What to produce:
Make an exact copy of all the material below, apart from the pictures.

— Start Supplied records —

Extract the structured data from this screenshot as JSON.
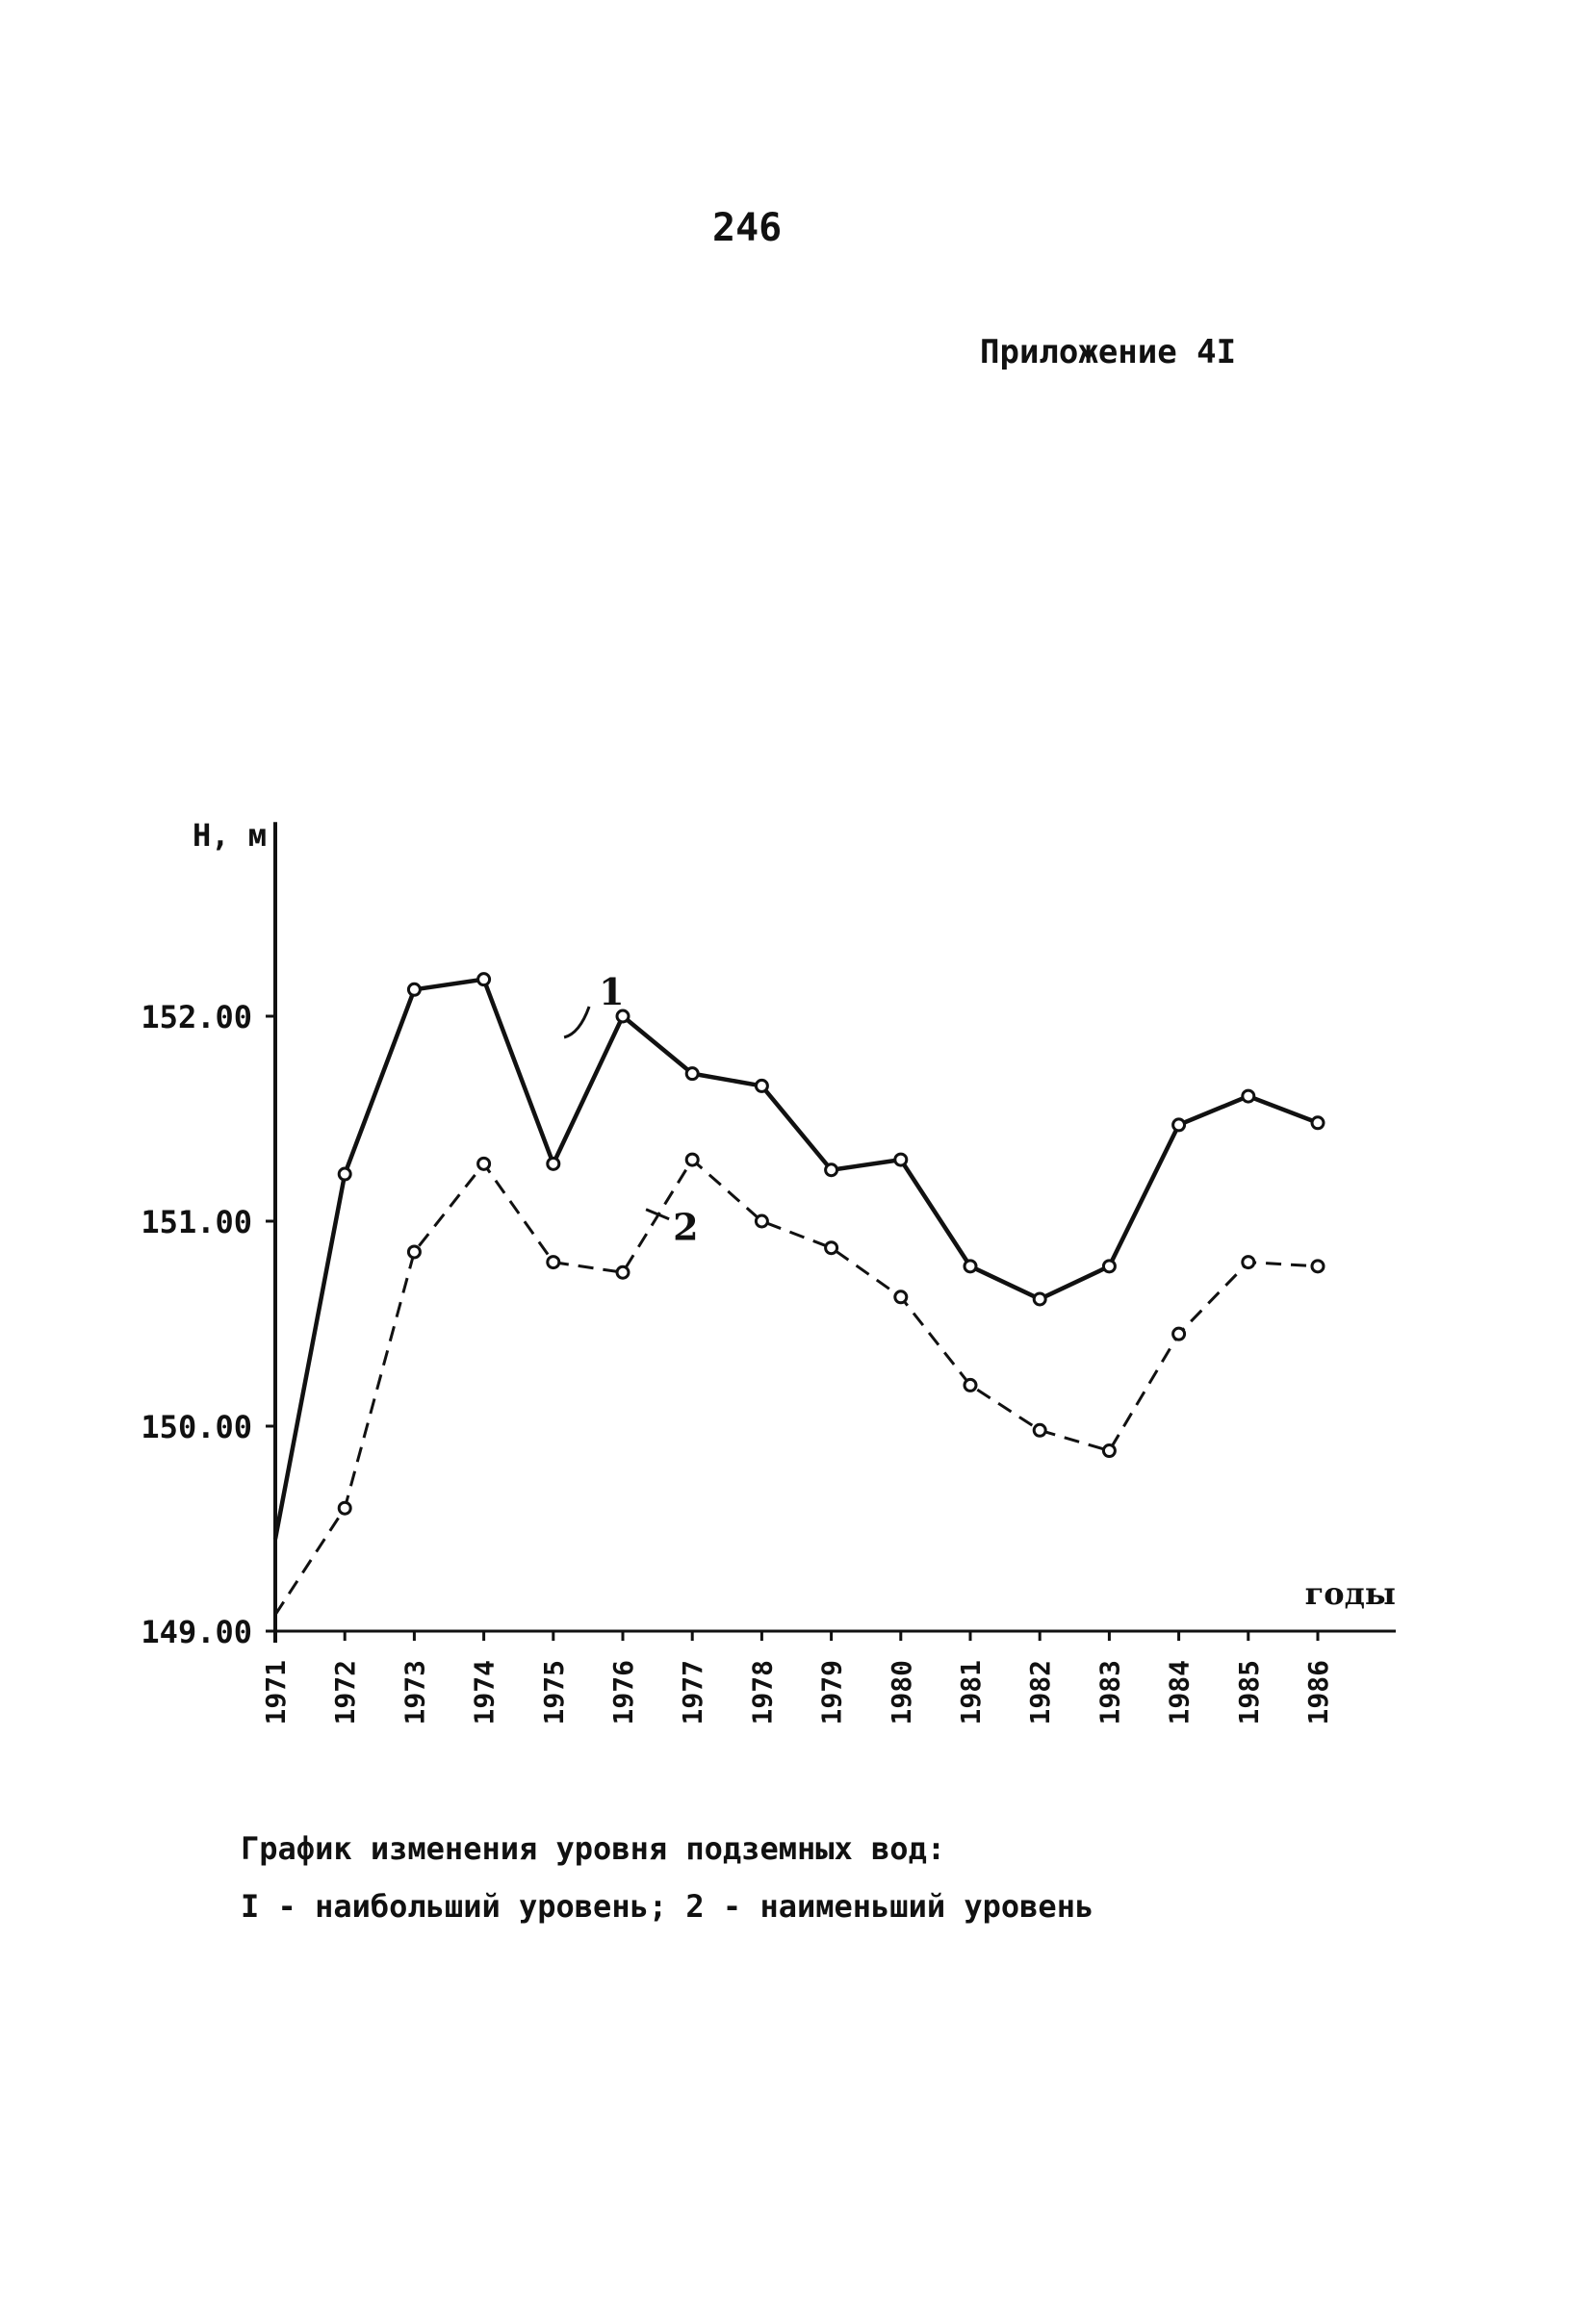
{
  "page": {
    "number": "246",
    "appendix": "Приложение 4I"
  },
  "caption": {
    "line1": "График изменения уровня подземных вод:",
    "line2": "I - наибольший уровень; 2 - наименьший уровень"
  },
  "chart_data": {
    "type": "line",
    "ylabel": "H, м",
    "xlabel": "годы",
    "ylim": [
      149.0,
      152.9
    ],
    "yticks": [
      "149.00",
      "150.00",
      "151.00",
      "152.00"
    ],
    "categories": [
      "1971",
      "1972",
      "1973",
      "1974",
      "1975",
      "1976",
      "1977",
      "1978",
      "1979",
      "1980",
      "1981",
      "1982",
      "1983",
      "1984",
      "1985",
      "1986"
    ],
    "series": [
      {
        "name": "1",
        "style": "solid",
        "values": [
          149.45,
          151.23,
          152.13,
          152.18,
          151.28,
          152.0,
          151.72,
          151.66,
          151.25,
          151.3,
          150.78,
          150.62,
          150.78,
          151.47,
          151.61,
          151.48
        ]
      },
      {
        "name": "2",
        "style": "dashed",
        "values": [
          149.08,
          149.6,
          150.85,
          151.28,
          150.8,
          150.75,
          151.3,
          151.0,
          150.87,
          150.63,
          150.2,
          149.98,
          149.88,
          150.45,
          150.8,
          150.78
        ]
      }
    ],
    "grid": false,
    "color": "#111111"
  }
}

— End Supplied records —

Written solution:
Extract the structured data from this screenshot as JSON.
{
  "page": {
    "number": "246",
    "appendix": "Приложение 4I"
  },
  "caption": {
    "line1": "График изменения уровня подземных вод:",
    "line2": "I - наибольший уровень; 2 - наименьший уровень"
  },
  "chart_data": {
    "type": "line",
    "ylabel": "H, м",
    "xlabel": "годы",
    "ylim": [
      149.0,
      152.9
    ],
    "yticks": [
      "149.00",
      "150.00",
      "151.00",
      "152.00"
    ],
    "categories": [
      "1971",
      "1972",
      "1973",
      "1974",
      "1975",
      "1976",
      "1977",
      "1978",
      "1979",
      "1980",
      "1981",
      "1982",
      "1983",
      "1984",
      "1985",
      "1986"
    ],
    "series": [
      {
        "name": "1",
        "style": "solid",
        "values": [
          149.45,
          151.23,
          152.13,
          152.18,
          151.28,
          152.0,
          151.72,
          151.66,
          151.25,
          151.3,
          150.78,
          150.62,
          150.78,
          151.47,
          151.61,
          151.48
        ]
      },
      {
        "name": "2",
        "style": "dashed",
        "values": [
          149.08,
          149.6,
          150.85,
          151.28,
          150.8,
          150.75,
          151.3,
          151.0,
          150.87,
          150.63,
          150.2,
          149.98,
          149.88,
          150.45,
          150.8,
          150.78
        ]
      }
    ],
    "grid": false,
    "color": "#111111"
  }
}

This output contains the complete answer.